• YOUR GOAL
Repeat, without any change, the entries presented below.

• MATERIAL TO PROCESS
»»

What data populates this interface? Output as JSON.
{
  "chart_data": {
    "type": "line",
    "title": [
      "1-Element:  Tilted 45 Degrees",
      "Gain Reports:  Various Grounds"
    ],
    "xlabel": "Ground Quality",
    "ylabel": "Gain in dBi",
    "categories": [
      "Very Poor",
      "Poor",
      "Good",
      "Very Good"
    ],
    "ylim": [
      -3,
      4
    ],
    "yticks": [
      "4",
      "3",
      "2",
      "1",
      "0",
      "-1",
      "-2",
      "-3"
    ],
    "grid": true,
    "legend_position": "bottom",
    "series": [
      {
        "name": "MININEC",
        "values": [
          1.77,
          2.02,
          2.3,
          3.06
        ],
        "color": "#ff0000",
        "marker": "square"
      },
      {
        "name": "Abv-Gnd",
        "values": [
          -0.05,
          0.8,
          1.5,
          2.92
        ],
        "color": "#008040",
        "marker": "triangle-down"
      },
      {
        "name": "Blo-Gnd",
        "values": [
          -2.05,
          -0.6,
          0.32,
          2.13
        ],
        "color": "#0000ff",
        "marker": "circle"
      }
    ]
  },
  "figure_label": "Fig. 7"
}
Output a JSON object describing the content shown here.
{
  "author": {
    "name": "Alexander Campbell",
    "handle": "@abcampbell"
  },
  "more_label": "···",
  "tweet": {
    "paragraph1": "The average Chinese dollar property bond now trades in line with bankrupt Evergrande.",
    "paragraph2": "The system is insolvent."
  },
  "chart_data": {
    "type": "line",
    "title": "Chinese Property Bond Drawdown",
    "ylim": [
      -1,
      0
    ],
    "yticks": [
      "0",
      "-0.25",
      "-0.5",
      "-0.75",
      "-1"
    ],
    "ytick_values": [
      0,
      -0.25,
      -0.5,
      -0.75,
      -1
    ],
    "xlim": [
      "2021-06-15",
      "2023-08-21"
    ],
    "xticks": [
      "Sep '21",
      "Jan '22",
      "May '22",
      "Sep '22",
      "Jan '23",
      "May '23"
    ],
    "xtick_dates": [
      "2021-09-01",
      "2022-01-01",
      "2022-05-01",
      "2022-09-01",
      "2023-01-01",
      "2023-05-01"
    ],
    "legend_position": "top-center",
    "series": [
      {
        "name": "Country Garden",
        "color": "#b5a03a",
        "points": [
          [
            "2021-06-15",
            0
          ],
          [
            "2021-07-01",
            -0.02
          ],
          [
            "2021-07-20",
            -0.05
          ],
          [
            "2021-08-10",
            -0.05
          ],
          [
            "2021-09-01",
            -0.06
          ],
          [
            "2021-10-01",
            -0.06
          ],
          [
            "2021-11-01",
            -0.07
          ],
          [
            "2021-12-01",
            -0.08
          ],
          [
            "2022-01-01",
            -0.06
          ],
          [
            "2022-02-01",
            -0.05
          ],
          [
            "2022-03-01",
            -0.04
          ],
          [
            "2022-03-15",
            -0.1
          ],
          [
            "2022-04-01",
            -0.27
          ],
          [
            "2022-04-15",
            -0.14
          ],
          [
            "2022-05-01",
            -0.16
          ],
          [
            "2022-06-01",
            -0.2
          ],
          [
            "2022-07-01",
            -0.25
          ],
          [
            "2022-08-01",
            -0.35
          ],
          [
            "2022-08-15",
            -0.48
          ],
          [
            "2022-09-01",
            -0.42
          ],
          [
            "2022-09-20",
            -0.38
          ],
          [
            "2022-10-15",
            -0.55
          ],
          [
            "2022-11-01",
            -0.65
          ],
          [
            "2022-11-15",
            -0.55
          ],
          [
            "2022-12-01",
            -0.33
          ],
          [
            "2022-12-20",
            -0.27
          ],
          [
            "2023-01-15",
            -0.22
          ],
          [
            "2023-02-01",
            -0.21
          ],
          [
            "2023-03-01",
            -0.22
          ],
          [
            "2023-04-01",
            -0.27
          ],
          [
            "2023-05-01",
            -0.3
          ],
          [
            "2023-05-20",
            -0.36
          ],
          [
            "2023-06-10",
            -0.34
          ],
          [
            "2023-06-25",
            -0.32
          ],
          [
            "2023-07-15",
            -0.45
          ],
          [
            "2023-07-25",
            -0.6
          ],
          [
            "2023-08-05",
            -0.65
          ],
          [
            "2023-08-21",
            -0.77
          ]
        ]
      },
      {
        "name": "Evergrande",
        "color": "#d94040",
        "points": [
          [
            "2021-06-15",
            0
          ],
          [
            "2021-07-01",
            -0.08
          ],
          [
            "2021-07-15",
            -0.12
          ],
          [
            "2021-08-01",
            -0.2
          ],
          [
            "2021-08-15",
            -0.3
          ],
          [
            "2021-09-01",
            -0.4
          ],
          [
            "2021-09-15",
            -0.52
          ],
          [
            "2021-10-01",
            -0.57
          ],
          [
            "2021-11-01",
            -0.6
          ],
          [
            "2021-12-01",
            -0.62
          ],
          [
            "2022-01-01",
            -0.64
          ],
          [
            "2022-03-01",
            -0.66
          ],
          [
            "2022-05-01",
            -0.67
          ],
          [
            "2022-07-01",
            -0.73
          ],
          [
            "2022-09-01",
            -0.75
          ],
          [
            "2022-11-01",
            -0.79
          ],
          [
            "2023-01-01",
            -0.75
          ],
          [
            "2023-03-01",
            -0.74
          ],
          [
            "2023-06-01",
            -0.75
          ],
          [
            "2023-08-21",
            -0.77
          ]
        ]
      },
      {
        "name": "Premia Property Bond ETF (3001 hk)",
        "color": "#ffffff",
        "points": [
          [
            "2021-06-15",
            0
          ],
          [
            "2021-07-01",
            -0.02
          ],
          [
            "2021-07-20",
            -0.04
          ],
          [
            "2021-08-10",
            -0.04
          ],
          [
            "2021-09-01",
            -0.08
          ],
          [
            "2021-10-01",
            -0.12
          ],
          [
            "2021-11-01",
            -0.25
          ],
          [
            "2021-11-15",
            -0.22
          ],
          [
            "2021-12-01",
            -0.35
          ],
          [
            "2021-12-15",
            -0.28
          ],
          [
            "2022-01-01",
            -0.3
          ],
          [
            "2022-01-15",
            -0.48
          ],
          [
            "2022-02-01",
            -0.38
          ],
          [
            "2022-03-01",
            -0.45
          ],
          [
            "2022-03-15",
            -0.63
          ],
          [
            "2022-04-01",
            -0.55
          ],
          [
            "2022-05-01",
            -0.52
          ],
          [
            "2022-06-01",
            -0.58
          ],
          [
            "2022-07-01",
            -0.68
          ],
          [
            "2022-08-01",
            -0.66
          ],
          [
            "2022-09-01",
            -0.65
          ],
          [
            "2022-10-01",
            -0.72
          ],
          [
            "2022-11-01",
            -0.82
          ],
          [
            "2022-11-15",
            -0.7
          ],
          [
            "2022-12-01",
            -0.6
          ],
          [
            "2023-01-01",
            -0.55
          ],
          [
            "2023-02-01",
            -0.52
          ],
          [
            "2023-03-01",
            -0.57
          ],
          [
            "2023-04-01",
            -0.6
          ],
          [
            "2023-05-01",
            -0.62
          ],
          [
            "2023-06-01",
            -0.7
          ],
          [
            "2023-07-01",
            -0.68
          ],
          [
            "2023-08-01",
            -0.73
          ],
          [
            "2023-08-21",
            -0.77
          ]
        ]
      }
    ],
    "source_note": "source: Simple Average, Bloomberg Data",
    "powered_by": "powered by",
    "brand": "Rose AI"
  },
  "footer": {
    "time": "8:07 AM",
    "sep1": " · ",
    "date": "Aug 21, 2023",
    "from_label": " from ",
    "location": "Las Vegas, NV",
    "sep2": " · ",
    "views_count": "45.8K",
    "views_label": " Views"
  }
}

««

• RIGHT ANSWER
What data populates this interface? Output as JSON.
{
  "chart_data": {
    "type": "line",
    "title": [
      "1-Element:  Tilted 45 Degrees",
      "Gain Reports:  Various Grounds"
    ],
    "xlabel": "Ground Quality",
    "ylabel": "Gain in dBi",
    "categories": [
      "Very Poor",
      "Poor",
      "Good",
      "Very Good"
    ],
    "ylim": [
      -3,
      4
    ],
    "yticks": [
      "4",
      "3",
      "2",
      "1",
      "0",
      "-1",
      "-2",
      "-3"
    ],
    "grid": true,
    "legend_position": "bottom",
    "series": [
      {
        "name": "MININEC",
        "values": [
          1.77,
          2.02,
          2.3,
          3.06
        ],
        "color": "#ff0000",
        "marker": "square"
      },
      {
        "name": "Abv-Gnd",
        "values": [
          -0.05,
          0.8,
          1.5,
          2.92
        ],
        "color": "#008040",
        "marker": "triangle-down"
      },
      {
        "name": "Blo-Gnd",
        "values": [
          -2.05,
          -0.6,
          0.32,
          2.13
        ],
        "color": "#0000ff",
        "marker": "circle"
      }
    ]
  },
  "figure_label": "Fig. 7"
}
Output a JSON object describing the content shown here.
{
  "author": {
    "name": "Alexander Campbell",
    "handle": "@abcampbell"
  },
  "more_label": "···",
  "tweet": {
    "paragraph1": "The average Chinese dollar property bond now trades in line with bankrupt Evergrande.",
    "paragraph2": "The system is insolvent."
  },
  "chart_data": {
    "type": "line",
    "title": "Chinese Property Bond Drawdown",
    "ylim": [
      -1,
      0
    ],
    "yticks": [
      "0",
      "-0.25",
      "-0.5",
      "-0.75",
      "-1"
    ],
    "ytick_values": [
      0,
      -0.25,
      -0.5,
      -0.75,
      -1
    ],
    "xlim": [
      "2021-06-15",
      "2023-08-21"
    ],
    "xticks": [
      "Sep '21",
      "Jan '22",
      "May '22",
      "Sep '22",
      "Jan '23",
      "May '23"
    ],
    "xtick_dates": [
      "2021-09-01",
      "2022-01-01",
      "2022-05-01",
      "2022-09-01",
      "2023-01-01",
      "2023-05-01"
    ],
    "legend_position": "top-center",
    "series": [
      {
        "name": "Country Garden",
        "color": "#b5a03a",
        "points": [
          [
            "2021-06-15",
            0
          ],
          [
            "2021-07-01",
            -0.02
          ],
          [
            "2021-07-20",
            -0.05
          ],
          [
            "2021-08-10",
            -0.05
          ],
          [
            "2021-09-01",
            -0.06
          ],
          [
            "2021-10-01",
            -0.06
          ],
          [
            "2021-11-01",
            -0.07
          ],
          [
            "2021-12-01",
            -0.08
          ],
          [
            "2022-01-01",
            -0.06
          ],
          [
            "2022-02-01",
            -0.05
          ],
          [
            "2022-03-01",
            -0.04
          ],
          [
            "2022-03-15",
            -0.1
          ],
          [
            "2022-04-01",
            -0.27
          ],
          [
            "2022-04-15",
            -0.14
          ],
          [
            "2022-05-01",
            -0.16
          ],
          [
            "2022-06-01",
            -0.2
          ],
          [
            "2022-07-01",
            -0.25
          ],
          [
            "2022-08-01",
            -0.35
          ],
          [
            "2022-08-15",
            -0.48
          ],
          [
            "2022-09-01",
            -0.42
          ],
          [
            "2022-09-20",
            -0.38
          ],
          [
            "2022-10-15",
            -0.55
          ],
          [
            "2022-11-01",
            -0.65
          ],
          [
            "2022-11-15",
            -0.55
          ],
          [
            "2022-12-01",
            -0.33
          ],
          [
            "2022-12-20",
            -0.27
          ],
          [
            "2023-01-15",
            -0.22
          ],
          [
            "2023-02-01",
            -0.21
          ],
          [
            "2023-03-01",
            -0.22
          ],
          [
            "2023-04-01",
            -0.27
          ],
          [
            "2023-05-01",
            -0.3
          ],
          [
            "2023-05-20",
            -0.36
          ],
          [
            "2023-06-10",
            -0.34
          ],
          [
            "2023-06-25",
            -0.32
          ],
          [
            "2023-07-15",
            -0.45
          ],
          [
            "2023-07-25",
            -0.6
          ],
          [
            "2023-08-05",
            -0.65
          ],
          [
            "2023-08-21",
            -0.77
          ]
        ]
      },
      {
        "name": "Evergrande",
        "color": "#d94040",
        "points": [
          [
            "2021-06-15",
            0
          ],
          [
            "2021-07-01",
            -0.08
          ],
          [
            "2021-07-15",
            -0.12
          ],
          [
            "2021-08-01",
            -0.2
          ],
          [
            "2021-08-15",
            -0.3
          ],
          [
            "2021-09-01",
            -0.4
          ],
          [
            "2021-09-15",
            -0.52
          ],
          [
            "2021-10-01",
            -0.57
          ],
          [
            "2021-11-01",
            -0.6
          ],
          [
            "2021-12-01",
            -0.62
          ],
          [
            "2022-01-01",
            -0.64
          ],
          [
            "2022-03-01",
            -0.66
          ],
          [
            "2022-05-01",
            -0.67
          ],
          [
            "2022-07-01",
            -0.73
          ],
          [
            "2022-09-01",
            -0.75
          ],
          [
            "2022-11-01",
            -0.79
          ],
          [
            "2023-01-01",
            -0.75
          ],
          [
            "2023-03-01",
            -0.74
          ],
          [
            "2023-06-01",
            -0.75
          ],
          [
            "2023-08-21",
            -0.77
          ]
        ]
      },
      {
        "name": "Premia Property Bond ETF (3001 hk)",
        "color": "#ffffff",
        "points": [
          [
            "2021-06-15",
            0
          ],
          [
            "2021-07-01",
            -0.02
          ],
          [
            "2021-07-20",
            -0.04
          ],
          [
            "2021-08-10",
            -0.04
          ],
          [
            "2021-09-01",
            -0.08
          ],
          [
            "2021-10-01",
            -0.12
          ],
          [
            "2021-11-01",
            -0.25
          ],
          [
            "2021-11-15",
            -0.22
          ],
          [
            "2021-12-01",
            -0.35
          ],
          [
            "2021-12-15",
            -0.28
          ],
          [
            "2022-01-01",
            -0.3
          ],
          [
            "2022-01-15",
            -0.48
          ],
          [
            "2022-02-01",
            -0.38
          ],
          [
            "2022-03-01",
            -0.45
          ],
          [
            "2022-03-15",
            -0.63
          ],
          [
            "2022-04-01",
            -0.55
          ],
          [
            "2022-05-01",
            -0.52
          ],
          [
            "2022-06-01",
            -0.58
          ],
          [
            "2022-07-01",
            -0.68
          ],
          [
            "2022-08-01",
            -0.66
          ],
          [
            "2022-09-01",
            -0.65
          ],
          [
            "2022-10-01",
            -0.72
          ],
          [
            "2022-11-01",
            -0.82
          ],
          [
            "2022-11-15",
            -0.7
          ],
          [
            "2022-12-01",
            -0.6
          ],
          [
            "2023-01-01",
            -0.55
          ],
          [
            "2023-02-01",
            -0.52
          ],
          [
            "2023-03-01",
            -0.57
          ],
          [
            "2023-04-01",
            -0.6
          ],
          [
            "2023-05-01",
            -0.62
          ],
          [
            "2023-06-01",
            -0.7
          ],
          [
            "2023-07-01",
            -0.68
          ],
          [
            "2023-08-01",
            -0.73
          ],
          [
            "2023-08-21",
            -0.77
          ]
        ]
      }
    ],
    "source_note": "source: Simple Average, Bloomberg Data",
    "powered_by": "powered by",
    "brand": "Rose AI"
  },
  "footer": {
    "time": "8:07 AM",
    "sep1": " · ",
    "date": "Aug 21, 2023",
    "from_label": " from ",
    "location": "Las Vegas, NV",
    "sep2": " · ",
    "views_count": "45.8K",
    "views_label": " Views"
  }
}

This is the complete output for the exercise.